### Task directions
In the material below, count the lines with the word "卫生健康支出" and state that number only.

### Records provided
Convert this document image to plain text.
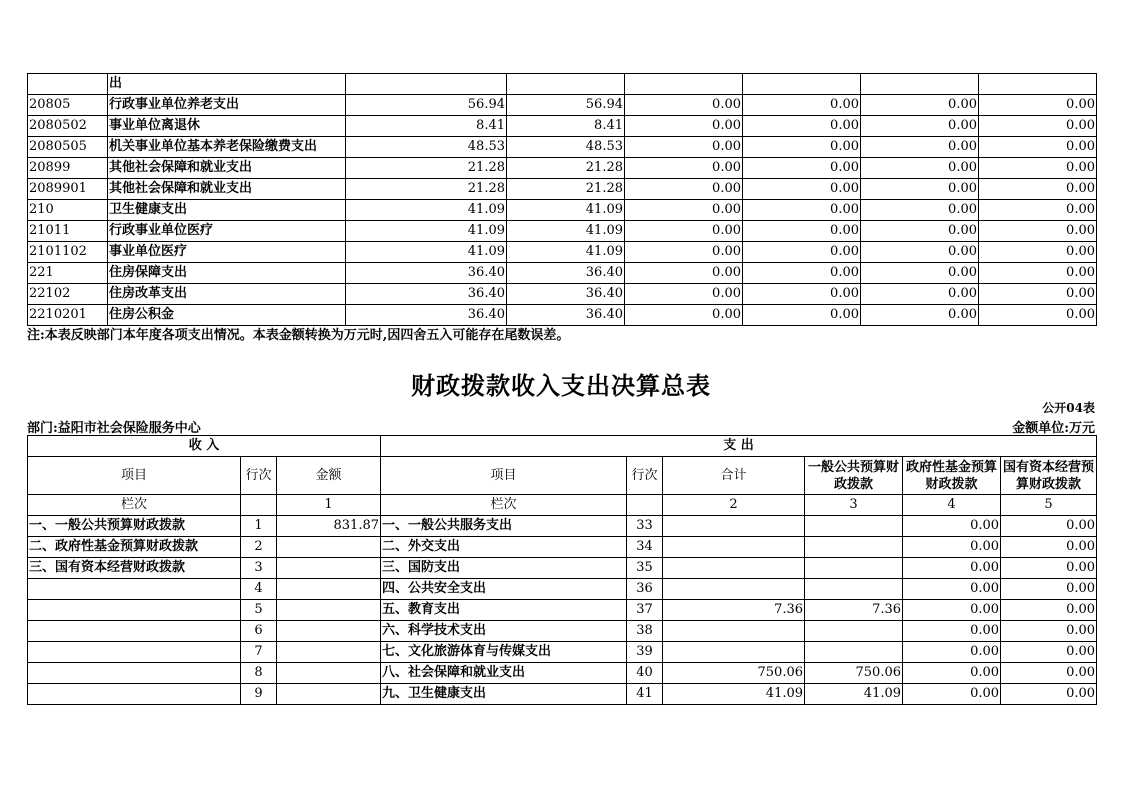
	出						
20805	行政事业单位养老支出	56.94	56.94	0.00	0.00	0.00	0.00
2080502	事业单位离退休	8.41	8.41	0.00	0.00	0.00	0.00
2080505	机关事业单位基本养老保险缴费支出	48.53	48.53	0.00	0.00	0.00	0.00
20899	其他社会保障和就业支出	21.28	21.28	0.00	0.00	0.00	0.00
2089901	其他社会保障和就业支出	21.28	21.28	0.00	0.00	0.00	0.00
210	卫生健康支出	41.09	41.09	0.00	0.00	0.00	0.00
21011	行政事业单位医疗	41.09	41.09	0.00	0.00	0.00	0.00
2101102	事业单位医疗	41.09	41.09	0.00	0.00	0.00	0.00
221	住房保障支出	36.40	36.40	0.00	0.00	0.00	0.00
22102	住房改革支出	36.40	36.40	0.00	0.00	0.00	0.00
2210201	住房公积金	36.40	36.40	0.00	0.00	0.00	0.00
注:本表反映部门本年度各项支出情况。本表金额转换为万元时,因四舍五入可能存在尾数误差。
财政拨款收入支出决算总表
公开04表
部门:益阳市社会保险服务中心	金额单位:万元
收 入			支 出					
项目	行次	金额	项目	行次	合计	一般公共预算财政拨款	政府性基金预算财政拨款	国有资本经营预算财政拨款
栏次		1	栏次		2	3	4	5
一、一般公共预算财政拨款	1	831.87	一、一般公共服务支出	33			0.00	0.00
二、政府性基金预算财政拨款	2		二、外交支出	34			0.00	0.00
三、国有资本经营财政拨款	3		三、国防支出	35			0.00	0.00
	4		四、公共安全支出	36			0.00	0.00
	5		五、教育支出	37	7.36	7.36	0.00	0.00
	6		六、科学技术支出	38			0.00	0.00
	7		七、文化旅游体育与传媒支出	39			0.00	0.00
	8		八、社会保障和就业支出	40	750.06	750.06	0.00	0.00
	9		九、卫生健康支出	41	41.09	41.09	0.00	0.00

### Expected answer
2